## Exercise aim
Copy out the entries below in full and exactly.

══════════════════════════════

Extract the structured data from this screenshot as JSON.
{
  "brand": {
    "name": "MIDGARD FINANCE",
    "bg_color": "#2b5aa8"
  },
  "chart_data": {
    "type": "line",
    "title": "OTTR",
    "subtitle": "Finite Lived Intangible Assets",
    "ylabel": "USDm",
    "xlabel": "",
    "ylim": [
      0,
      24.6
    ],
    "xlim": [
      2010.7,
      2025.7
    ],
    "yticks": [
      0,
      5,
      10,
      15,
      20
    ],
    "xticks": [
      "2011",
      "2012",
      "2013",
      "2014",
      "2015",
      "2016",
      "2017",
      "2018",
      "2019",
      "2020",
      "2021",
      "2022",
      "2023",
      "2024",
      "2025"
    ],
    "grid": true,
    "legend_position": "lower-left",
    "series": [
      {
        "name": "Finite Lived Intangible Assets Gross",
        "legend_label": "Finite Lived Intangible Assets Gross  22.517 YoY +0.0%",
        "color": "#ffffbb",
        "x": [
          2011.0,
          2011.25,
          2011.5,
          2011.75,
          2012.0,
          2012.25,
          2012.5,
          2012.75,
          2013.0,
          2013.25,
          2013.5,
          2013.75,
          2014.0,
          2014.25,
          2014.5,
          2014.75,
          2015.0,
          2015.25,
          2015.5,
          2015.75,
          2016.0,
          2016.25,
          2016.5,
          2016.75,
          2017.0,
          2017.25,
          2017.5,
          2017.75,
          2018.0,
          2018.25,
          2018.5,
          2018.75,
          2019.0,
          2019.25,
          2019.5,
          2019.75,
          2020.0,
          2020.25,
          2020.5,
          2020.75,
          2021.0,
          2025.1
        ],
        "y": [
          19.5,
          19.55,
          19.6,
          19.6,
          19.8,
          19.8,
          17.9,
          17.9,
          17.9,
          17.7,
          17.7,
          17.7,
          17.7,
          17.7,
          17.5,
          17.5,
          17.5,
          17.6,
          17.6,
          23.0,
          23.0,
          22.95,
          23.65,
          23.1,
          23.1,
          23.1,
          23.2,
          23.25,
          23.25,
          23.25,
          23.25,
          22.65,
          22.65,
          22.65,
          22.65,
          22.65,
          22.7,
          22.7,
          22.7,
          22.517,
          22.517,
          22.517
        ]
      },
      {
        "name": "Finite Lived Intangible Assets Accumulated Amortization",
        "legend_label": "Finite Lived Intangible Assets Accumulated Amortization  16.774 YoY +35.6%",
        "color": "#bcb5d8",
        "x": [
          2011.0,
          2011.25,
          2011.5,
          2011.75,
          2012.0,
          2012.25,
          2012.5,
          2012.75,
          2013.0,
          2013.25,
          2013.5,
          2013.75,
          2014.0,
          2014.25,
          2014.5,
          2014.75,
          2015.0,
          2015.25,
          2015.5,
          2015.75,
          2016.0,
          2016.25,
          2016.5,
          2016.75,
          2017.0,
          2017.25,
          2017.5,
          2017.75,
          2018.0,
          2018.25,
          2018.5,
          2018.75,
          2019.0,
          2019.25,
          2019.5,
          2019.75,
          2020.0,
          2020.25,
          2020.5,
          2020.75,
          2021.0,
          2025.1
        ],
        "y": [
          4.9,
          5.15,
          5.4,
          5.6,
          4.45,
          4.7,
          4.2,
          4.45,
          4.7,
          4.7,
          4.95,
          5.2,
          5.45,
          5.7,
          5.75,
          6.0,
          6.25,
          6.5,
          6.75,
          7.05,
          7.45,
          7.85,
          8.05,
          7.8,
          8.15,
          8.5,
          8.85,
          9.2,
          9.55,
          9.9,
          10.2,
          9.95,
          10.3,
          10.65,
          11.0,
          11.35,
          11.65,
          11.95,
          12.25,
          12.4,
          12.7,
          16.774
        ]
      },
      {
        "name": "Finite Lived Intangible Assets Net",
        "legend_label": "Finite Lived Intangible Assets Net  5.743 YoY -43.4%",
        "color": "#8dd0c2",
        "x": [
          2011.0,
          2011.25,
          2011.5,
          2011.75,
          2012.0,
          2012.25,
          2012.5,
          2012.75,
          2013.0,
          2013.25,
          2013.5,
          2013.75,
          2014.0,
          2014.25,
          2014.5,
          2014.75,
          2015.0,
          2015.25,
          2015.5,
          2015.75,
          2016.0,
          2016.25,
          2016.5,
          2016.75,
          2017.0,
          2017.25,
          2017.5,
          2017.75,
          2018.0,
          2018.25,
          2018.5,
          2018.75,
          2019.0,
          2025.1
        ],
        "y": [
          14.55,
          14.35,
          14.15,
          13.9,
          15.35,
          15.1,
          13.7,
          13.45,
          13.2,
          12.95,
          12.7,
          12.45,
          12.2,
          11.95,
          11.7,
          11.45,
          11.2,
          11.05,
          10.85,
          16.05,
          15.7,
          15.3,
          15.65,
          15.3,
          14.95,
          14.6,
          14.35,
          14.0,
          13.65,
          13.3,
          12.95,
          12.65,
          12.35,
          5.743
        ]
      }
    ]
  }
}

══════════════════════════════

## Solution below
Extract the structured data from this screenshot as JSON.
{
  "brand": {
    "name": "MIDGARD FINANCE",
    "bg_color": "#2b5aa8"
  },
  "chart_data": {
    "type": "line",
    "title": "OTTR",
    "subtitle": "Finite Lived Intangible Assets",
    "ylabel": "USDm",
    "xlabel": "",
    "ylim": [
      0,
      24.6
    ],
    "xlim": [
      2010.7,
      2025.7
    ],
    "yticks": [
      0,
      5,
      10,
      15,
      20
    ],
    "xticks": [
      "2011",
      "2012",
      "2013",
      "2014",
      "2015",
      "2016",
      "2017",
      "2018",
      "2019",
      "2020",
      "2021",
      "2022",
      "2023",
      "2024",
      "2025"
    ],
    "grid": true,
    "legend_position": "lower-left",
    "series": [
      {
        "name": "Finite Lived Intangible Assets Gross",
        "legend_label": "Finite Lived Intangible Assets Gross  22.517 YoY +0.0%",
        "color": "#ffffbb",
        "x": [
          2011.0,
          2011.25,
          2011.5,
          2011.75,
          2012.0,
          2012.25,
          2012.5,
          2012.75,
          2013.0,
          2013.25,
          2013.5,
          2013.75,
          2014.0,
          2014.25,
          2014.5,
          2014.75,
          2015.0,
          2015.25,
          2015.5,
          2015.75,
          2016.0,
          2016.25,
          2016.5,
          2016.75,
          2017.0,
          2017.25,
          2017.5,
          2017.75,
          2018.0,
          2018.25,
          2018.5,
          2018.75,
          2019.0,
          2019.25,
          2019.5,
          2019.75,
          2020.0,
          2020.25,
          2020.5,
          2020.75,
          2021.0,
          2025.1
        ],
        "y": [
          19.5,
          19.55,
          19.6,
          19.6,
          19.8,
          19.8,
          17.9,
          17.9,
          17.9,
          17.7,
          17.7,
          17.7,
          17.7,
          17.7,
          17.5,
          17.5,
          17.5,
          17.6,
          17.6,
          23.0,
          23.0,
          22.95,
          23.65,
          23.1,
          23.1,
          23.1,
          23.2,
          23.25,
          23.25,
          23.25,
          23.25,
          22.65,
          22.65,
          22.65,
          22.65,
          22.65,
          22.7,
          22.7,
          22.7,
          22.517,
          22.517,
          22.517
        ]
      },
      {
        "name": "Finite Lived Intangible Assets Accumulated Amortization",
        "legend_label": "Finite Lived Intangible Assets Accumulated Amortization  16.774 YoY +35.6%",
        "color": "#bcb5d8",
        "x": [
          2011.0,
          2011.25,
          2011.5,
          2011.75,
          2012.0,
          2012.25,
          2012.5,
          2012.75,
          2013.0,
          2013.25,
          2013.5,
          2013.75,
          2014.0,
          2014.25,
          2014.5,
          2014.75,
          2015.0,
          2015.25,
          2015.5,
          2015.75,
          2016.0,
          2016.25,
          2016.5,
          2016.75,
          2017.0,
          2017.25,
          2017.5,
          2017.75,
          2018.0,
          2018.25,
          2018.5,
          2018.75,
          2019.0,
          2019.25,
          2019.5,
          2019.75,
          2020.0,
          2020.25,
          2020.5,
          2020.75,
          2021.0,
          2025.1
        ],
        "y": [
          4.9,
          5.15,
          5.4,
          5.6,
          4.45,
          4.7,
          4.2,
          4.45,
          4.7,
          4.7,
          4.95,
          5.2,
          5.45,
          5.7,
          5.75,
          6.0,
          6.25,
          6.5,
          6.75,
          7.05,
          7.45,
          7.85,
          8.05,
          7.8,
          8.15,
          8.5,
          8.85,
          9.2,
          9.55,
          9.9,
          10.2,
          9.95,
          10.3,
          10.65,
          11.0,
          11.35,
          11.65,
          11.95,
          12.25,
          12.4,
          12.7,
          16.774
        ]
      },
      {
        "name": "Finite Lived Intangible Assets Net",
        "legend_label": "Finite Lived Intangible Assets Net  5.743 YoY -43.4%",
        "color": "#8dd0c2",
        "x": [
          2011.0,
          2011.25,
          2011.5,
          2011.75,
          2012.0,
          2012.25,
          2012.5,
          2012.75,
          2013.0,
          2013.25,
          2013.5,
          2013.75,
          2014.0,
          2014.25,
          2014.5,
          2014.75,
          2015.0,
          2015.25,
          2015.5,
          2015.75,
          2016.0,
          2016.25,
          2016.5,
          2016.75,
          2017.0,
          2017.25,
          2017.5,
          2017.75,
          2018.0,
          2018.25,
          2018.5,
          2018.75,
          2019.0,
          2025.1
        ],
        "y": [
          14.55,
          14.35,
          14.15,
          13.9,
          15.35,
          15.1,
          13.7,
          13.45,
          13.2,
          12.95,
          12.7,
          12.45,
          12.2,
          11.95,
          11.7,
          11.45,
          11.2,
          11.05,
          10.85,
          16.05,
          15.7,
          15.3,
          15.65,
          15.3,
          14.95,
          14.6,
          14.35,
          14.0,
          13.65,
          13.3,
          12.95,
          12.65,
          12.35,
          5.743
        ]
      }
    ]
  }
}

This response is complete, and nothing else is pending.